= Dataset excerpts =
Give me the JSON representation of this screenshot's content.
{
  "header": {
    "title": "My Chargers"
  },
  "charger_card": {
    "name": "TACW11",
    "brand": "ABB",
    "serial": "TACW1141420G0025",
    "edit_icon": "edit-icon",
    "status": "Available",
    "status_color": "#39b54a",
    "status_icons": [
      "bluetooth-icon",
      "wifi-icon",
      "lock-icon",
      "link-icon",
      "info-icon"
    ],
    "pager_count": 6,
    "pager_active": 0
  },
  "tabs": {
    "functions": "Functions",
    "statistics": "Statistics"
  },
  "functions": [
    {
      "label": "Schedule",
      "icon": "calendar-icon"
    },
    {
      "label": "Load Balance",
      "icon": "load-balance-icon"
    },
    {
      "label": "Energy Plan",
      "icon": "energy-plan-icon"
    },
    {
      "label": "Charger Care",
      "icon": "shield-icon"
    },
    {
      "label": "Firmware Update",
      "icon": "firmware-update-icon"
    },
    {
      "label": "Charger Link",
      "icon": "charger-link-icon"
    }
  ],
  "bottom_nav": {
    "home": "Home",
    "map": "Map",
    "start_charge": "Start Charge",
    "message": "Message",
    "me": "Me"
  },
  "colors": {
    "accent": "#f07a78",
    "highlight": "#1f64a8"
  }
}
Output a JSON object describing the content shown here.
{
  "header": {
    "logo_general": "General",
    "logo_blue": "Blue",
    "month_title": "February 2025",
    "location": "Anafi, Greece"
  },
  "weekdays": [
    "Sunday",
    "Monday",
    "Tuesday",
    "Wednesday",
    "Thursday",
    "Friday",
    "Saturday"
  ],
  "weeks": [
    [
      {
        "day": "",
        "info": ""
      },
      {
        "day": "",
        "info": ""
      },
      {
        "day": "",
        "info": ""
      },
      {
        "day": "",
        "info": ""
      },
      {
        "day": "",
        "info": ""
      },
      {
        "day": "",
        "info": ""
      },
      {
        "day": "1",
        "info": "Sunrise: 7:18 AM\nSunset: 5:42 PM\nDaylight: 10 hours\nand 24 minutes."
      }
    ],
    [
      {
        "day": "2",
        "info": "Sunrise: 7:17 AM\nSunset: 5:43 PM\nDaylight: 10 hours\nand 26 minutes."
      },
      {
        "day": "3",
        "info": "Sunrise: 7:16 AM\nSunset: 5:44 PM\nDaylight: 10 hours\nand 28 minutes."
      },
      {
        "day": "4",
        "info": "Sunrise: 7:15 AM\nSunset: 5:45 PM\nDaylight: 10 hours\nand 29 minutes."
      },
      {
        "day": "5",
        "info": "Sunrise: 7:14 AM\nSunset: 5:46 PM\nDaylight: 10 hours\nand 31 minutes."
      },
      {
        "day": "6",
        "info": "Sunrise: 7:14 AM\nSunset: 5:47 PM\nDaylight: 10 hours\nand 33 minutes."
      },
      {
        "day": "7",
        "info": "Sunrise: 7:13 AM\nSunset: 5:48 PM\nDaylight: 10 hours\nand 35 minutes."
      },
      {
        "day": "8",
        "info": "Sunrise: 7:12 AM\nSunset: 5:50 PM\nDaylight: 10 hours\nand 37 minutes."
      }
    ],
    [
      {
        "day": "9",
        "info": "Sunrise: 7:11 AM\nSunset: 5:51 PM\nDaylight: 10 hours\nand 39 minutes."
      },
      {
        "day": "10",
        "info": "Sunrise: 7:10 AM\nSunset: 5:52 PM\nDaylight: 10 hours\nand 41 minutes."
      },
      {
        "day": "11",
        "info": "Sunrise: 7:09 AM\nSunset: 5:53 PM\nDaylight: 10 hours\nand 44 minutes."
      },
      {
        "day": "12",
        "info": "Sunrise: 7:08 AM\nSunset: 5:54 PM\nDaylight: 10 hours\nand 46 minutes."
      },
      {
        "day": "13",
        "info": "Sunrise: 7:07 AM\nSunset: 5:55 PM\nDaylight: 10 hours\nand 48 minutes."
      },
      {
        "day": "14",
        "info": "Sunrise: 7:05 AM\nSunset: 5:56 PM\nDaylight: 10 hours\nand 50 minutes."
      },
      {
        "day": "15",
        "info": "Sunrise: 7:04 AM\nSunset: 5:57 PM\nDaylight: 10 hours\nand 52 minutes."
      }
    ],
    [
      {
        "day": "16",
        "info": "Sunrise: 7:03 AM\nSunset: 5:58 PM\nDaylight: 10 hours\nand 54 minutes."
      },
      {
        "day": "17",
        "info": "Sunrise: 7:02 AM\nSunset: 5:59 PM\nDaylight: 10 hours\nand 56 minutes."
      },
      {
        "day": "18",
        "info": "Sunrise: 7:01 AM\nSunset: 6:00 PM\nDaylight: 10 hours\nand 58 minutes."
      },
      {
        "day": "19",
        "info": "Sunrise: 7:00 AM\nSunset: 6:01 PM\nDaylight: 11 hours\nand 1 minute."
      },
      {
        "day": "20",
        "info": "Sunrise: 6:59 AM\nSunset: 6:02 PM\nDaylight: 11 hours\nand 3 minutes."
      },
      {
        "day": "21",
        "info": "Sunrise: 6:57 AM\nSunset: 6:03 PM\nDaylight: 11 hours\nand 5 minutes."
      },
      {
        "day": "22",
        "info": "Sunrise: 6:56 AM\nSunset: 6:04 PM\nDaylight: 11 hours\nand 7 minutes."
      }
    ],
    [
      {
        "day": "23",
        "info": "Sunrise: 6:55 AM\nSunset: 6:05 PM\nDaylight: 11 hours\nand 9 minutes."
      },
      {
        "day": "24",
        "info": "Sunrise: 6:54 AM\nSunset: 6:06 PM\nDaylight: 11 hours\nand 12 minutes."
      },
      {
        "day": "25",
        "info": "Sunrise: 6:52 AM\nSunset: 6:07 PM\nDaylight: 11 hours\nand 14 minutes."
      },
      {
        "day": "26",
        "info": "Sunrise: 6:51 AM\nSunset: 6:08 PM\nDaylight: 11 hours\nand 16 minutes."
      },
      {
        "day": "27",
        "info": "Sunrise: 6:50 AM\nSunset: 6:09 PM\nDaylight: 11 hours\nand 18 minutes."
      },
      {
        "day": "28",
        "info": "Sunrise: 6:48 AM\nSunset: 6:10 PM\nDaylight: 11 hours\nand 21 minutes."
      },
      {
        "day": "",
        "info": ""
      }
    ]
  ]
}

= WHAT IS BEING ASKED =
Print all of the entries again, exactly as written.

= EXPECTED ANSWER =
Give me the JSON representation of this screenshot's content.
{
  "header": {
    "title": "My Chargers"
  },
  "charger_card": {
    "name": "TACW11",
    "brand": "ABB",
    "serial": "TACW1141420G0025",
    "edit_icon": "edit-icon",
    "status": "Available",
    "status_color": "#39b54a",
    "status_icons": [
      "bluetooth-icon",
      "wifi-icon",
      "lock-icon",
      "link-icon",
      "info-icon"
    ],
    "pager_count": 6,
    "pager_active": 0
  },
  "tabs": {
    "functions": "Functions",
    "statistics": "Statistics"
  },
  "functions": [
    {
      "label": "Schedule",
      "icon": "calendar-icon"
    },
    {
      "label": "Load Balance",
      "icon": "load-balance-icon"
    },
    {
      "label": "Energy Plan",
      "icon": "energy-plan-icon"
    },
    {
      "label": "Charger Care",
      "icon": "shield-icon"
    },
    {
      "label": "Firmware Update",
      "icon": "firmware-update-icon"
    },
    {
      "label": "Charger Link",
      "icon": "charger-link-icon"
    }
  ],
  "bottom_nav": {
    "home": "Home",
    "map": "Map",
    "start_charge": "Start Charge",
    "message": "Message",
    "me": "Me"
  },
  "colors": {
    "accent": "#f07a78",
    "highlight": "#1f64a8"
  }
}
Output a JSON object describing the content shown here.
{
  "header": {
    "logo_general": "General",
    "logo_blue": "Blue",
    "month_title": "February 2025",
    "location": "Anafi, Greece"
  },
  "weekdays": [
    "Sunday",
    "Monday",
    "Tuesday",
    "Wednesday",
    "Thursday",
    "Friday",
    "Saturday"
  ],
  "weeks": [
    [
      {
        "day": "",
        "info": ""
      },
      {
        "day": "",
        "info": ""
      },
      {
        "day": "",
        "info": ""
      },
      {
        "day": "",
        "info": ""
      },
      {
        "day": "",
        "info": ""
      },
      {
        "day": "",
        "info": ""
      },
      {
        "day": "1",
        "info": "Sunrise: 7:18 AM\nSunset: 5:42 PM\nDaylight: 10 hours\nand 24 minutes."
      }
    ],
    [
      {
        "day": "2",
        "info": "Sunrise: 7:17 AM\nSunset: 5:43 PM\nDaylight: 10 hours\nand 26 minutes."
      },
      {
        "day": "3",
        "info": "Sunrise: 7:16 AM\nSunset: 5:44 PM\nDaylight: 10 hours\nand 28 minutes."
      },
      {
        "day": "4",
        "info": "Sunrise: 7:15 AM\nSunset: 5:45 PM\nDaylight: 10 hours\nand 29 minutes."
      },
      {
        "day": "5",
        "info": "Sunrise: 7:14 AM\nSunset: 5:46 PM\nDaylight: 10 hours\nand 31 minutes."
      },
      {
        "day": "6",
        "info": "Sunrise: 7:14 AM\nSunset: 5:47 PM\nDaylight: 10 hours\nand 33 minutes."
      },
      {
        "day": "7",
        "info": "Sunrise: 7:13 AM\nSunset: 5:48 PM\nDaylight: 10 hours\nand 35 minutes."
      },
      {
        "day": "8",
        "info": "Sunrise: 7:12 AM\nSunset: 5:50 PM\nDaylight: 10 hours\nand 37 minutes."
      }
    ],
    [
      {
        "day": "9",
        "info": "Sunrise: 7:11 AM\nSunset: 5:51 PM\nDaylight: 10 hours\nand 39 minutes."
      },
      {
        "day": "10",
        "info": "Sunrise: 7:10 AM\nSunset: 5:52 PM\nDaylight: 10 hours\nand 41 minutes."
      },
      {
        "day": "11",
        "info": "Sunrise: 7:09 AM\nSunset: 5:53 PM\nDaylight: 10 hours\nand 44 minutes."
      },
      {
        "day": "12",
        "info": "Sunrise: 7:08 AM\nSunset: 5:54 PM\nDaylight: 10 hours\nand 46 minutes."
      },
      {
        "day": "13",
        "info": "Sunrise: 7:07 AM\nSunset: 5:55 PM\nDaylight: 10 hours\nand 48 minutes."
      },
      {
        "day": "14",
        "info": "Sunrise: 7:05 AM\nSunset: 5:56 PM\nDaylight: 10 hours\nand 50 minutes."
      },
      {
        "day": "15",
        "info": "Sunrise: 7:04 AM\nSunset: 5:57 PM\nDaylight: 10 hours\nand 52 minutes."
      }
    ],
    [
      {
        "day": "16",
        "info": "Sunrise: 7:03 AM\nSunset: 5:58 PM\nDaylight: 10 hours\nand 54 minutes."
      },
      {
        "day": "17",
        "info": "Sunrise: 7:02 AM\nSunset: 5:59 PM\nDaylight: 10 hours\nand 56 minutes."
      },
      {
        "day": "18",
        "info": "Sunrise: 7:01 AM\nSunset: 6:00 PM\nDaylight: 10 hours\nand 58 minutes."
      },
      {
        "day": "19",
        "info": "Sunrise: 7:00 AM\nSunset: 6:01 PM\nDaylight: 11 hours\nand 1 minute."
      },
      {
        "day": "20",
        "info": "Sunrise: 6:59 AM\nSunset: 6:02 PM\nDaylight: 11 hours\nand 3 minutes."
      },
      {
        "day": "21",
        "info": "Sunrise: 6:57 AM\nSunset: 6:03 PM\nDaylight: 11 hours\nand 5 minutes."
      },
      {
        "day": "22",
        "info": "Sunrise: 6:56 AM\nSunset: 6:04 PM\nDaylight: 11 hours\nand 7 minutes."
      }
    ],
    [
      {
        "day": "23",
        "info": "Sunrise: 6:55 AM\nSunset: 6:05 PM\nDaylight: 11 hours\nand 9 minutes."
      },
      {
        "day": "24",
        "info": "Sunrise: 6:54 AM\nSunset: 6:06 PM\nDaylight: 11 hours\nand 12 minutes."
      },
      {
        "day": "25",
        "info": "Sunrise: 6:52 AM\nSunset: 6:07 PM\nDaylight: 11 hours\nand 14 minutes."
      },
      {
        "day": "26",
        "info": "Sunrise: 6:51 AM\nSunset: 6:08 PM\nDaylight: 11 hours\nand 16 minutes."
      },
      {
        "day": "27",
        "info": "Sunrise: 6:50 AM\nSunset: 6:09 PM\nDaylight: 11 hours\nand 18 minutes."
      },
      {
        "day": "28",
        "info": "Sunrise: 6:48 AM\nSunset: 6:10 PM\nDaylight: 11 hours\nand 21 minutes."
      },
      {
        "day": "",
        "info": ""
      }
    ]
  ]
}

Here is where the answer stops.